§ **WRITTEN PROBLEM**
From the records, pick out and copy each line containing "森由雄治験".

§ **DATA EXCERPTS**
◇ ◇ ◇ ◇

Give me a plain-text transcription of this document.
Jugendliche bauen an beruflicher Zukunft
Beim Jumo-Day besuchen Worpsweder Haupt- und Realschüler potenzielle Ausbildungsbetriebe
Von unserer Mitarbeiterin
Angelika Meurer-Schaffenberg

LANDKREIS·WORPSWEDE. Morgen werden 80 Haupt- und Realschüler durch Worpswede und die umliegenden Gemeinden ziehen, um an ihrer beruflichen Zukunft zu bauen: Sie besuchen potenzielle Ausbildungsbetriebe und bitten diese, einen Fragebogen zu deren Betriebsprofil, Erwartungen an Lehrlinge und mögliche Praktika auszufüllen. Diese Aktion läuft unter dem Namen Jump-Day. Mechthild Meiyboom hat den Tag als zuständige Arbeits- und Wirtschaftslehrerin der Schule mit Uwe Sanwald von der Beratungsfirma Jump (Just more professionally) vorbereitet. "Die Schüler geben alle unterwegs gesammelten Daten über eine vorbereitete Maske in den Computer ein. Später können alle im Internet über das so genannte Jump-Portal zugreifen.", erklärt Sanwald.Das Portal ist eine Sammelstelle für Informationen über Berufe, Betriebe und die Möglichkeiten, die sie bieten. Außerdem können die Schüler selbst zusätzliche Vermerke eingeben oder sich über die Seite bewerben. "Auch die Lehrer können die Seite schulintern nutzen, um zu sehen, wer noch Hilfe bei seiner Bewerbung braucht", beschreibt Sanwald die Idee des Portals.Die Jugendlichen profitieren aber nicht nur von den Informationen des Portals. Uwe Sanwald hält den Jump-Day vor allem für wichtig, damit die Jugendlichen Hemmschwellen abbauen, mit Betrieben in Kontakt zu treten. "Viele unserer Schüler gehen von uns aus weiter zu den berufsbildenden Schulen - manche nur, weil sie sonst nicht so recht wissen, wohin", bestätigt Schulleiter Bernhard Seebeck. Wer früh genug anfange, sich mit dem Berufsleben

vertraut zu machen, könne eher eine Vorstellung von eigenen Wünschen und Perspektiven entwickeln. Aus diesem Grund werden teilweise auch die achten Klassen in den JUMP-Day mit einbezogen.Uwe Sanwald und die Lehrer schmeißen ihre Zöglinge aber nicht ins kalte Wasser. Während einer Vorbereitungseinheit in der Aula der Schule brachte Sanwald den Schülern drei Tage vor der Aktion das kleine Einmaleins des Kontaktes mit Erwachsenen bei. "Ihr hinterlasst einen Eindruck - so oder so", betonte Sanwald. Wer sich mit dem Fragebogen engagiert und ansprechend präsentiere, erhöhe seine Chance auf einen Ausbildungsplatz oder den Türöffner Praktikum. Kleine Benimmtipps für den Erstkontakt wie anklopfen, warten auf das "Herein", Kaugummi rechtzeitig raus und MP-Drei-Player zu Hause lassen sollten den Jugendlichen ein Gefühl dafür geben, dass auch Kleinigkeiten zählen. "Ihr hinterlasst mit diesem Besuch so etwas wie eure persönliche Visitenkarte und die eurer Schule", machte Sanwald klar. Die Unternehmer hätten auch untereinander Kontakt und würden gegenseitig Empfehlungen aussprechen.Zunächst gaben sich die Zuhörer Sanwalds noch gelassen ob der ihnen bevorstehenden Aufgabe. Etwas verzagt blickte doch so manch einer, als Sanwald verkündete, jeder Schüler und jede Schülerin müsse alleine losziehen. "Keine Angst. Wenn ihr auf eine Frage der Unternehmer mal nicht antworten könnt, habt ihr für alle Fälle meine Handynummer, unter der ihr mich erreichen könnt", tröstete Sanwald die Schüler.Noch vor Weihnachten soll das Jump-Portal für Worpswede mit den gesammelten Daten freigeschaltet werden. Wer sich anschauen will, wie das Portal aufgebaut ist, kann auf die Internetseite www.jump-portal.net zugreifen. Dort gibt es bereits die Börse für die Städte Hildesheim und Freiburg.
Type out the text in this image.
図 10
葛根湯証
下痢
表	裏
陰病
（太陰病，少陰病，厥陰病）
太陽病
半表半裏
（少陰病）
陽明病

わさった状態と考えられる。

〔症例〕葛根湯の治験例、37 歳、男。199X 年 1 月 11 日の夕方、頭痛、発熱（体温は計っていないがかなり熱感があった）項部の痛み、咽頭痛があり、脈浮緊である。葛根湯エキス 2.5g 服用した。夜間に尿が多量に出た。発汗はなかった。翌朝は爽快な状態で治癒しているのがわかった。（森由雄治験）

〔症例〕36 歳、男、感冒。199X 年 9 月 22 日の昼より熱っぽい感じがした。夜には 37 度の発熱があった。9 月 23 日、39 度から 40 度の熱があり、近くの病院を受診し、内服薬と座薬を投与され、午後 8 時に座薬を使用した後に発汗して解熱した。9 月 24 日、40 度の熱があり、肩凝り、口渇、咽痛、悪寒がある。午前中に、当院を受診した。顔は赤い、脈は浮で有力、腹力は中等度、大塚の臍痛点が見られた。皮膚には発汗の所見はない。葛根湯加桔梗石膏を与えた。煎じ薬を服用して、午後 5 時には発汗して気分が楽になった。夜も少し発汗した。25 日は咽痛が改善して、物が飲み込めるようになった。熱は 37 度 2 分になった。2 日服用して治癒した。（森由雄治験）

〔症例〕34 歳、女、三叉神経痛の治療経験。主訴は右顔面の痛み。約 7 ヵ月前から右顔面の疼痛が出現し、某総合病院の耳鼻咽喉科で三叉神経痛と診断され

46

◇ ◇ ◇ ◇

§ **EXPECTED ANSWER**
〔症例〕葛根湯の治験例、37 歳、男。199X 年 1 月 11 日の夕方、頭痛、発熱（体温は計っていないがかなり熱感があった）項部の痛み、咽頭痛があり、脈浮緊である。葛根湯エキス 2.5g 服用した。夜間に尿が多量に出た。発汗はなかった。翌朝は爽快な状態で治癒しているのがわかった。（森由雄治験）
〔症例〕36 歳、男、感冒。199X 年 9 月 22 日の昼より熱っぽい感じがした。夜には 37 度の発熱があった。9 月 23 日、39 度から 40 度の熱があり、近くの病院を受診し、内服薬と座薬を投与され、午後 8 時に座薬を使用した後に発汗して解熱した。9 月 24 日、40 度の熱があり、肩凝り、口渇、咽痛、悪寒がある。午前中に、当院を受診した。顔は赤い、脈は浮で有力、腹力は中等度、大塚の臍痛点が見られた。皮膚には発汗の所見はない。葛根湯加桔梗石膏を与えた。煎じ薬を服用して、午後 5 時には発汗して気分が楽になった。夜も少し発汗した。25 日は咽痛が改善して、物が飲み込めるようになった。熱は 37 度 2 分になった。2 日服用して治癒した。（森由雄治験）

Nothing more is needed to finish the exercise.